* START Data provided *

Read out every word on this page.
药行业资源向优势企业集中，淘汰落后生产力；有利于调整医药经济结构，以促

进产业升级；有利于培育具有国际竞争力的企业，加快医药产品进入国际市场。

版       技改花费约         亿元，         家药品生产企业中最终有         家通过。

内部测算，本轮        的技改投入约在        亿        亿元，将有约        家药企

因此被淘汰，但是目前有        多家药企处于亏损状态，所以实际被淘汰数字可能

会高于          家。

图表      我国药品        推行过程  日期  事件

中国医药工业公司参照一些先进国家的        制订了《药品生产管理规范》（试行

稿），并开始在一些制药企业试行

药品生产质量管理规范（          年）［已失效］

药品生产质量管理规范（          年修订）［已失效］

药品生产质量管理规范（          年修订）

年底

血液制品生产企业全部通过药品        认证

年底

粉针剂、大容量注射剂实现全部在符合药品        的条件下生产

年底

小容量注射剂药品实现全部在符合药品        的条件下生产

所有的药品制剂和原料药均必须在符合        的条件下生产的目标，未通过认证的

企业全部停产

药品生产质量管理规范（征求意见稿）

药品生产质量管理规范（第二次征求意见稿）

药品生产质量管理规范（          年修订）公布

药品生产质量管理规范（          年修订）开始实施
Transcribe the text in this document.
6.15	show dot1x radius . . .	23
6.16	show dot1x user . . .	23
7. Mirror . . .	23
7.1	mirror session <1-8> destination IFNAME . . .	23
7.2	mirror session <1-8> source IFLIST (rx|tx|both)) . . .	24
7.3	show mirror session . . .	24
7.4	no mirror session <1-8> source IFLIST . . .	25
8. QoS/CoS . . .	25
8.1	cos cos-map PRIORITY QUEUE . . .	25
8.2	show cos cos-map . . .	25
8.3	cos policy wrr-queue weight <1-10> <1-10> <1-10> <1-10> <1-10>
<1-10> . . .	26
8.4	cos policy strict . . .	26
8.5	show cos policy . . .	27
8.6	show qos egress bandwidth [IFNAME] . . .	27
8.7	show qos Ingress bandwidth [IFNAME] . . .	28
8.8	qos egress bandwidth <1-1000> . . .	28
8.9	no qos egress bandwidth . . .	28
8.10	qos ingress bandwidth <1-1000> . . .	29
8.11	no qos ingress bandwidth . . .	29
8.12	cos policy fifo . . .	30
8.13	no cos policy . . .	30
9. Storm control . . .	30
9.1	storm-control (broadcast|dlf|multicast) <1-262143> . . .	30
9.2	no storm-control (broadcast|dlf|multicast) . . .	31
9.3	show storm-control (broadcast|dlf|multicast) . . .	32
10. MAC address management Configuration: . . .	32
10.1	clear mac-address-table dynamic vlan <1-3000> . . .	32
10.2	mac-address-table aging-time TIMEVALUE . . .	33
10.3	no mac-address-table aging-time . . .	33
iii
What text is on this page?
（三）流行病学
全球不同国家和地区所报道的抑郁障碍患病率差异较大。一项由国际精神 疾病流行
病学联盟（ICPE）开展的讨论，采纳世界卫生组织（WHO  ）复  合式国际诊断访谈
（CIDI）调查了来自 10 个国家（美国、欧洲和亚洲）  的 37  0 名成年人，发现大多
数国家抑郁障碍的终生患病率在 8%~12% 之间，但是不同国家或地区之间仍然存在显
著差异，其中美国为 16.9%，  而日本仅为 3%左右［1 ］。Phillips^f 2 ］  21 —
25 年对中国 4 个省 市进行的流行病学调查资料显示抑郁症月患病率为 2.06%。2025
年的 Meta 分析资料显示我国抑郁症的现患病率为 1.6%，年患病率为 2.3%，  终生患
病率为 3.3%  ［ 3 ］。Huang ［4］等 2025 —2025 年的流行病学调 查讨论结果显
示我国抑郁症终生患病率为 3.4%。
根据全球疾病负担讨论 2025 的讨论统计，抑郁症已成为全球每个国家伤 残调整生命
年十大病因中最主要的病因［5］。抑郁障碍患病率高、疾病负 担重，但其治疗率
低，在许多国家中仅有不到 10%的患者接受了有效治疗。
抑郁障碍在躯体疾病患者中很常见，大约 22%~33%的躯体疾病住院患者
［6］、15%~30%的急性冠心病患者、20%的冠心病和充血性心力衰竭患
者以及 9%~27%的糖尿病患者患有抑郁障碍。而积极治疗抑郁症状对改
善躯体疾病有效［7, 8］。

* END Data provided *

*Exercise description:*
Reproduce the material above exactly; please quote every line of it.

*Answer below:*
Read out every word on this page.
药行业资源向优势企业集中，淘汰落后生产力；有利于调整医药经济结构，以促

进产业升级；有利于培育具有国际竞争力的企业，加快医药产品进入国际市场。

版       技改花费约         亿元，         家药品生产企业中最终有         家通过。

内部测算，本轮        的技改投入约在        亿        亿元，将有约        家药企

因此被淘汰，但是目前有        多家药企处于亏损状态，所以实际被淘汰数字可能

会高于          家。

图表      我国药品        推行过程  日期  事件

中国医药工业公司参照一些先进国家的        制订了《药品生产管理规范》（试行

稿），并开始在一些制药企业试行

药品生产质量管理规范（          年）［已失效］

药品生产质量管理规范（          年修订）［已失效］

药品生产质量管理规范（          年修订）

年底

血液制品生产企业全部通过药品        认证

年底

粉针剂、大容量注射剂实现全部在符合药品        的条件下生产

年底

小容量注射剂药品实现全部在符合药品        的条件下生产

所有的药品制剂和原料药均必须在符合        的条件下生产的目标，未通过认证的

企业全部停产

药品生产质量管理规范（征求意见稿）

药品生产质量管理规范（第二次征求意见稿）

药品生产质量管理规范（          年修订）公布

药品生产质量管理规范（          年修订）开始实施
Transcribe the text in this document.
6.15	show dot1x radius . . .	23
6.16	show dot1x user . . .	23
7. Mirror . . .	23
7.1	mirror session <1-8> destination IFNAME . . .	23
7.2	mirror session <1-8> source IFLIST (rx|tx|both)) . . .	24
7.3	show mirror session . . .	24
7.4	no mirror session <1-8> source IFLIST . . .	25
8. QoS/CoS . . .	25
8.1	cos cos-map PRIORITY QUEUE . . .	25
8.2	show cos cos-map . . .	25
8.3	cos policy wrr-queue weight <1-10> <1-10> <1-10> <1-10> <1-10>
<1-10> . . .	26
8.4	cos policy strict . . .	26
8.5	show cos policy . . .	27
8.6	show qos egress bandwidth [IFNAME] . . .	27
8.7	show qos Ingress bandwidth [IFNAME] . . .	28
8.8	qos egress bandwidth <1-1000> . . .	28
8.9	no qos egress bandwidth . . .	28
8.10	qos ingress bandwidth <1-1000> . . .	29
8.11	no qos ingress bandwidth . . .	29
8.12	cos policy fifo . . .	30
8.13	no cos policy . . .	30
9. Storm control . . .	30
9.1	storm-control (broadcast|dlf|multicast) <1-262143> . . .	30
9.2	no storm-control (broadcast|dlf|multicast) . . .	31
9.3	show storm-control (broadcast|dlf|multicast) . . .	32
10. MAC address management Configuration: . . .	32
10.1	clear mac-address-table dynamic vlan <1-3000> . . .	32
10.2	mac-address-table aging-time TIMEVALUE . . .	33
10.3	no mac-address-table aging-time . . .	33
iii
What text is on this page?
（三）流行病学
全球不同国家和地区所报道的抑郁障碍患病率差异较大。一项由国际精神 疾病流行
病学联盟（ICPE）开展的讨论，采纳世界卫生组织（WHO  ）复  合式国际诊断访谈
（CIDI）调查了来自 10 个国家（美国、欧洲和亚洲）  的 37  0 名成年人，发现大多
数国家抑郁障碍的终生患病率在 8%~12% 之间，但是不同国家或地区之间仍然存在显
著差异，其中美国为 16.9%，  而日本仅为 3%左右［1 ］。Phillips^f 2 ］  21 —
25 年对中国 4 个省 市进行的流行病学调查资料显示抑郁症月患病率为 2.06%。2025
年的 Meta 分析资料显示我国抑郁症的现患病率为 1.6%，年患病率为 2.3%，  终生患
病率为 3.3%  ［ 3 ］。Huang ［4］等 2025 —2025 年的流行病学调 查讨论结果显
示我国抑郁症终生患病率为 3.4%。
根据全球疾病负担讨论 2025 的讨论统计，抑郁症已成为全球每个国家伤 残调整生命
年十大病因中最主要的病因［5］。抑郁障碍患病率高、疾病负 担重，但其治疗率
低，在许多国家中仅有不到 10%的患者接受了有效治疗。
抑郁障碍在躯体疾病患者中很常见，大约 22%~33%的躯体疾病住院患者
［6］、15%~30%的急性冠心病患者、20%的冠心病和充血性心力衰竭患
者以及 9%~27%的糖尿病患者患有抑郁障碍。而积极治疗抑郁症状对改
善躯体疾病有效［7, 8］。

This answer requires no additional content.